#### [THE REQUEST]
Make an exact copy of all the entries, with the pictures left out.

#### [RECORD EXCERPTS]
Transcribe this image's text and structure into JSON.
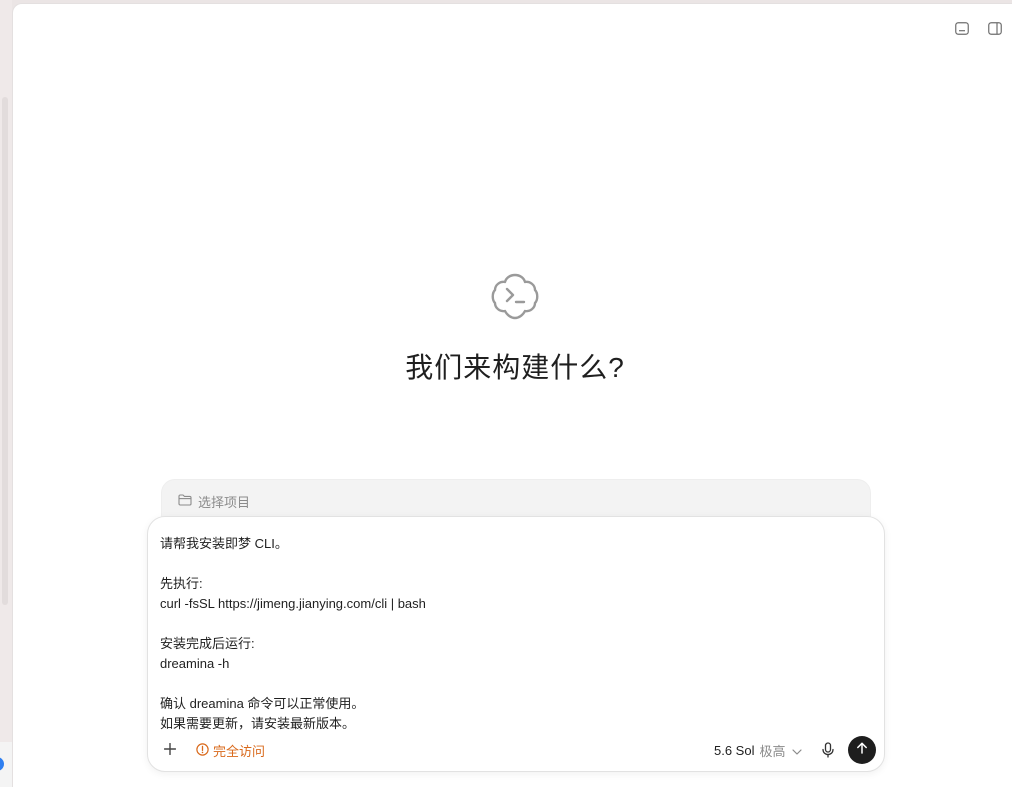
{
  "header": {
    "icons": [
      "panel-bottom-icon",
      "panel-right-icon"
    ]
  },
  "hero": {
    "logo_icon": "terminal-cloud-icon",
    "headline": "我们来构建什么?"
  },
  "project_selector": {
    "icon": "folder-icon",
    "label": "选择项目"
  },
  "composer": {
    "prompt_lines": [
      "请帮我安装即梦 CLI。",
      "",
      "先执行:",
      "curl -fsSL https://jimeng.jianying.com/cli | bash",
      "",
      "安装完成后运行:",
      "dreamina -h",
      "",
      "确认 dreamina 命令可以正常使用。",
      "如果需要更新，请安装最新版本。"
    ],
    "toolbar": {
      "add_icon": "plus-icon",
      "access_icon": "warning-circle-icon",
      "access_label": "完全访问",
      "model_name": "5.6 Sol",
      "model_level": "极高",
      "chevron_icon": "chevron-down-icon",
      "mic_icon": "microphone-icon",
      "send_icon": "arrow-up-icon"
    }
  },
  "colors": {
    "accent_warning": "#d9691b",
    "send_button": "#1e1e1e",
    "sidebar_dot": "#2f7ff0"
  }
}
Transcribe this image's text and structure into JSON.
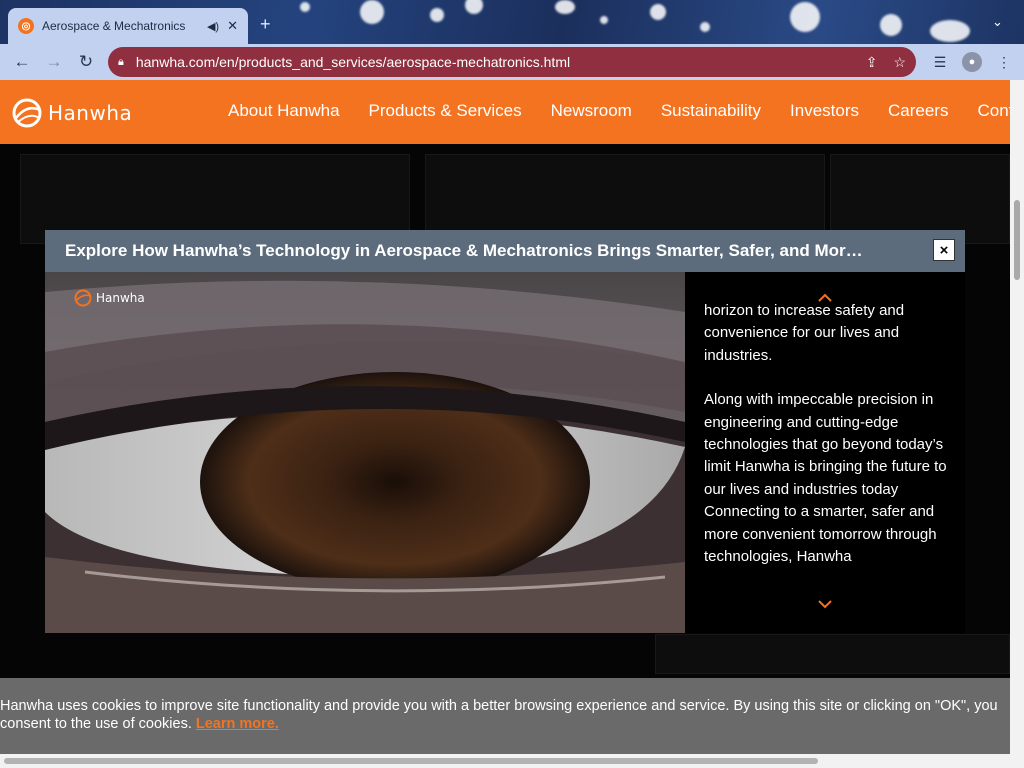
{
  "browser": {
    "tab_title": "Aerospace & Mechatronics",
    "url": "hanwha.com/en/products_and_services/aerospace-mechatronics.html",
    "newtab_icon": "plus-icon"
  },
  "site": {
    "brand": "Hanwha",
    "brand_color": "#f37321",
    "nav": [
      "About Hanwha",
      "Products & Services",
      "Newsroom",
      "Sustainability",
      "Investors",
      "Careers",
      "Cont"
    ]
  },
  "modal": {
    "title": "Explore How Hanwha’s Technology in Aerospace & Mechatronics Brings Smarter, Safer, and More C...",
    "close_label": "×",
    "video_logo_text": "Hanwha",
    "side_paragraphs": [
      "horizon to increase safety and convenience for our lives and industries.",
      "Along with impeccable precision in engineering and cutting-edge technologies that go beyond today’s limit Hanwha is bringing the future to our lives and industries today Connecting to a smarter, safer and more convenient tomorrow through technologies, Hanwha"
    ]
  },
  "cookie": {
    "text": "Hanwha uses cookies to improve site functionality and provide you with a better browsing experience and service. By using this site or clicking on \"OK\", you consent to the use of cookies. ",
    "learn_more": "Learn more."
  }
}
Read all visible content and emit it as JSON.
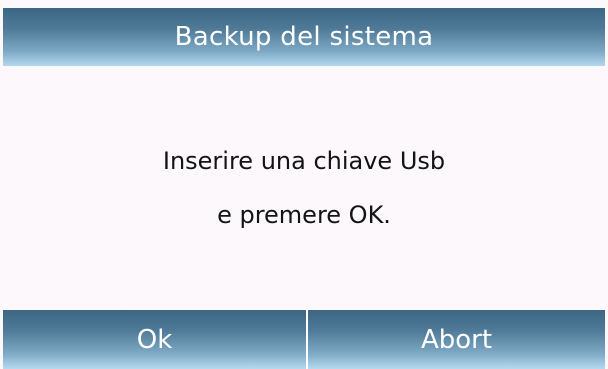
{
  "dialog": {
    "title": "Backup del sistema",
    "message_line1": "Inserire una chiave Usb",
    "message_line2": "e premere OK."
  },
  "buttons": {
    "ok_label": "Ok",
    "abort_label": "Abort"
  },
  "colors": {
    "header_dark": "#3c6684",
    "header_light": "#b3d8ee",
    "body_bg": "#fcf8fc",
    "text": "#141414"
  }
}
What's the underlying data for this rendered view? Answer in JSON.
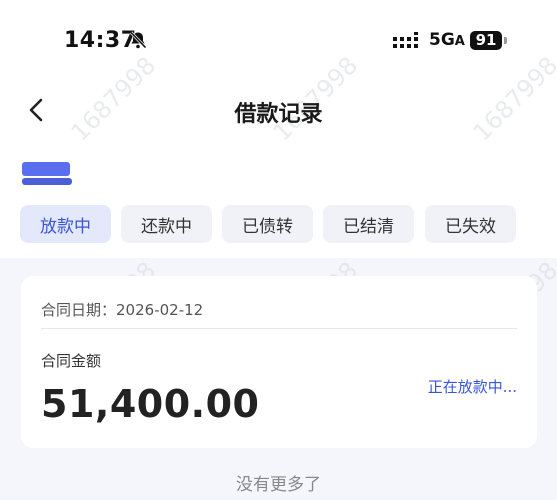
{
  "status_bar": {
    "time": "14:37",
    "network": "5G",
    "network_suffix": "A",
    "battery": "91"
  },
  "header": {
    "title": "借款记录"
  },
  "tabs": [
    {
      "label": "放款中",
      "active": true
    },
    {
      "label": "还款中",
      "active": false
    },
    {
      "label": "已债转",
      "active": false
    },
    {
      "label": "已结清",
      "active": false
    },
    {
      "label": "已失效",
      "active": false
    }
  ],
  "card": {
    "date_label": "合同日期：",
    "date_value": "2026-02-12",
    "amount_label": "合同金额",
    "amount": "51,400.00",
    "status": "正在放款中..."
  },
  "footer": {
    "no_more": "没有更多了"
  },
  "watermark": "1687998",
  "colors": {
    "accent": "#3a55d9",
    "tab_active_bg": "#e3e8fb",
    "tab_bg": "#f0f2f7",
    "page_bg": "#f4f6fb"
  }
}
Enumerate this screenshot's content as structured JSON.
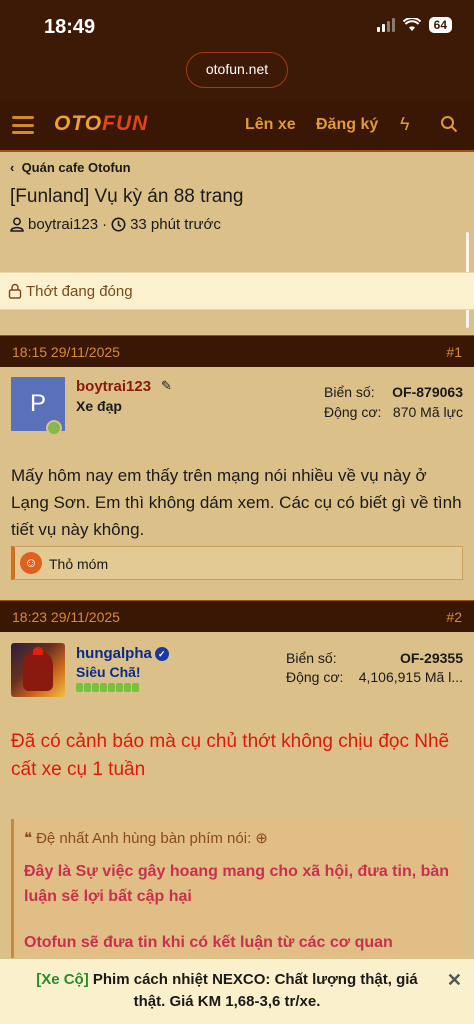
{
  "status": {
    "time": "18:49",
    "battery": "64"
  },
  "browser": {
    "url": "otofun.net"
  },
  "nav": {
    "logo_left": "OTO",
    "logo_right": "FUN",
    "login": "Lên xe",
    "register": "Đăng ký"
  },
  "thread": {
    "breadcrumb": "Quán cafe Otofun",
    "title": "[Funland] Vụ kỳ án 88 trang",
    "author": "boytrai123",
    "separator": "·",
    "time": "33 phút trước",
    "locked": "Thớt đang đóng"
  },
  "posts": [
    {
      "datetime": "18:15 29/11/2025",
      "number": "#1",
      "avatar_letter": "P",
      "author": "boytrai123",
      "rank": "Xe đạp",
      "plate_label": "Biển số:",
      "plate": "OF-879063",
      "engine_label": "Động cơ:",
      "engine": "870 Mã lực",
      "body": "Mấy hôm nay em thấy trên mạng nói nhiều về vụ này ở Lạng Sơn. Em thì không dám xem. Các cụ có biết gì về tình tiết vụ này không.",
      "reaction": "Thỏ móm"
    },
    {
      "datetime": "18:23 29/11/2025",
      "number": "#2",
      "author": "hungalpha",
      "rank": "Siêu Chã!",
      "plate_label": "Biển số:",
      "plate": "OF-29355",
      "engine_label": "Động cơ:",
      "engine": "4,106,915 Mã l...",
      "body": "Đã có cảnh báo mà cụ chủ thớt không chịu đọc Nhẽ cất xe cụ 1 tuần",
      "quote_author": "Đệ nhất Anh hùng bàn phím nói:",
      "quote_p1": "Đây là Sự việc gây hoang mang cho xã hội, đưa tin, bàn luận sẽ lợi bất cập hại",
      "quote_p2": "Otofun sẽ đưa tin khi có kết luận từ các cơ quan"
    }
  ],
  "ad": {
    "tag": "[Xe Cộ]",
    "text": " Phim cách nhiệt NEXCO: Chất lượng thật, giá thật. Giá KM 1,68-3,6 tr/xe.",
    "close": "✕"
  }
}
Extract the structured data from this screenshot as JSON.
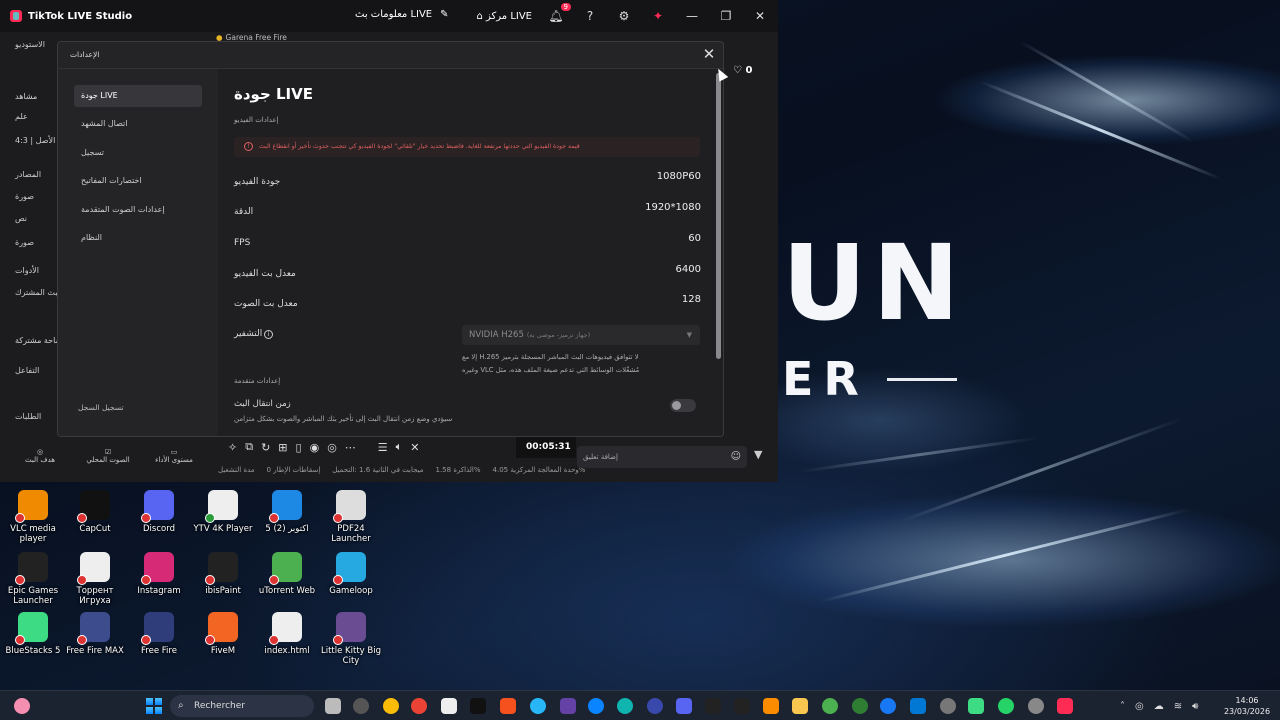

#### [FINAL ANSWER]
Transcribe this image's text and structure into JSON.
{
  "header": {
    "icons": [
      "panel-bottom-icon",
      "panel-right-icon"
    ]
  },
  "hero": {
    "logo_icon": "terminal-cloud-icon",
    "headline": "我们来构建什么?"
  },
  "project_selector": {
    "icon": "folder-icon",
    "label": "选择项目"
  },
  "composer": {
    "prompt_lines": [
      "请帮我安装即梦 CLI。",
      "",
      "先执行:",
      "curl -fsSL https://jimeng.jianying.com/cli | bash",
      "",
      "安装完成后运行:",
      "dreamina -h",
      "",
      "确认 dreamina 命令可以正常使用。",
      "如果需要更新，请安装最新版本。"
    ],
    "toolbar": {
      "add_icon": "plus-icon",
      "access_icon": "warning-circle-icon",
      "access_label": "完全访问",
      "model_name": "5.6 Sol",
      "model_level": "极高",
      "chevron_icon": "chevron-down-icon",
      "mic_icon": "microphone-icon",
      "send_icon": "arrow-up-icon"
    }
  },
  "colors": {
    "accent_warning": "#d9691b",
    "send_button": "#1e1e1e",
    "sidebar_dot": "#2f7ff0"
  }
}
Transcribe this image's text and structure into JSON.
{
  "browser": {
    "tab_title": "Aerospace & Mechatronics",
    "url": "hanwha.com/en/products_and_services/aerospace-mechatronics.html",
    "newtab_icon": "plus-icon"
  },
  "site": {
    "brand": "Hanwha",
    "brand_color": "#f37321",
    "nav": [
      "About Hanwha",
      "Products & Services",
      "Newsroom",
      "Sustainability",
      "Investors",
      "Careers",
      "Cont"
    ]
  },
  "modal": {
    "title": "Explore How Hanwha’s Technology in Aerospace & Mechatronics Brings Smarter, Safer, and More C...",
    "close_label": "×",
    "video_logo_text": "Hanwha",
    "side_paragraphs": [
      "horizon to increase safety and convenience for our lives and industries.",
      "Along with impeccable precision in engineering and cutting-edge technologies that go beyond today’s limit Hanwha is bringing the future to our lives and industries today Connecting to a smarter, safer and more convenient tomorrow through technologies, Hanwha"
    ]
  },
  "cookie": {
    "text": "Hanwha uses cookies to improve site functionality and provide you with a better browsing experience and service. By using this site or clicking on \"OK\", you consent to the use of cookies. ",
    "learn_more": "Learn more."
  }
}
Read all visible content and emit it as JSON.
{
  "dialog": {
    "title": "Backup del sistema",
    "message_line1": "Inserire una chiave Usb",
    "message_line2": "e premere OK."
  },
  "buttons": {
    "ok_label": "Ok",
    "abort_label": "Abort"
  },
  "colors": {
    "header_dark": "#3c6684",
    "header_light": "#b3d8ee",
    "body_bg": "#fcf8fc",
    "text": "#141414"
  }
}
What's the underlying data for this rendered view? Answer in JSON.
{
  "status_bar": {
    "time": "14:37",
    "network": "5G",
    "network_suffix": "A",
    "battery": "91"
  },
  "header": {
    "title": "借款记录"
  },
  "tabs": [
    {
      "label": "放款中",
      "active": true
    },
    {
      "label": "还款中",
      "active": false
    },
    {
      "label": "已债转",
      "active": false
    },
    {
      "label": "已结清",
      "active": false
    },
    {
      "label": "已失效",
      "active": false
    }
  ],
  "card": {
    "date_label": "合同日期：",
    "date_value": "2026-02-12",
    "amount_label": "合同金额",
    "amount": "51,400.00",
    "status": "正在放款中..."
  },
  "footer": {
    "no_more": "没有更多了"
  },
  "watermark": "1687998",
  "colors": {
    "accent": "#3a55d9",
    "tab_active_bg": "#e3e8fb",
    "tab_bg": "#f0f2f7",
    "page_bg": "#f4f6fb"
  }
}
Enumerate this screenshot's content as structured JSON.
{
  "status": {
    "time": "18:49",
    "battery": "64"
  },
  "browser": {
    "url": "otofun.net"
  },
  "nav": {
    "logo_left": "OTO",
    "logo_right": "FUN",
    "login": "Lên xe",
    "register": "Đăng ký"
  },
  "thread": {
    "breadcrumb": "Quán cafe Otofun",
    "title": "[Funland] Vụ kỳ án 88 trang",
    "author": "boytrai123",
    "separator": "·",
    "time": "33 phút trước",
    "locked": "Thớt đang đóng"
  },
  "posts": [
    {
      "datetime": "18:15 29/11/2025",
      "number": "#1",
      "avatar_letter": "P",
      "author": "boytrai123",
      "rank": "Xe đạp",
      "plate_label": "Biển số:",
      "plate": "OF-879063",
      "engine_label": "Động cơ:",
      "engine": "870 Mã lực",
      "body": "Mấy hôm nay em thấy trên mạng nói nhiều về vụ này ở Lạng Sơn. Em thì không dám xem. Các cụ có biết gì về tình tiết vụ này không.",
      "reaction": "Thỏ móm"
    },
    {
      "datetime": "18:23 29/11/2025",
      "number": "#2",
      "author": "hungalpha",
      "rank": "Siêu Chã!",
      "plate_label": "Biển số:",
      "plate": "OF-29355",
      "engine_label": "Động cơ:",
      "engine": "4,106,915 Mã l...",
      "body": "Đã có cảnh báo mà cụ chủ thớt không chịu đọc Nhẽ cất xe cụ 1 tuần",
      "quote_author": "Đệ nhất Anh hùng bàn phím nói:",
      "quote_p1": "Đây là Sự việc gây hoang mang cho xã hội, đưa tin, bàn luận sẽ lợi bất cập hại",
      "quote_p2": "Otofun sẽ đưa tin khi có kết luận từ các cơ quan"
    }
  ],
  "ad": {
    "tag": "[Xe Cộ]",
    "text": " Phim cách nhiệt NEXCO: Chất lượng thật, giá thật. Giá KM 1,68-3,6 tr/xe.",
    "close": "✕"
  }
}
Extract the structured data from this screenshot as JSON.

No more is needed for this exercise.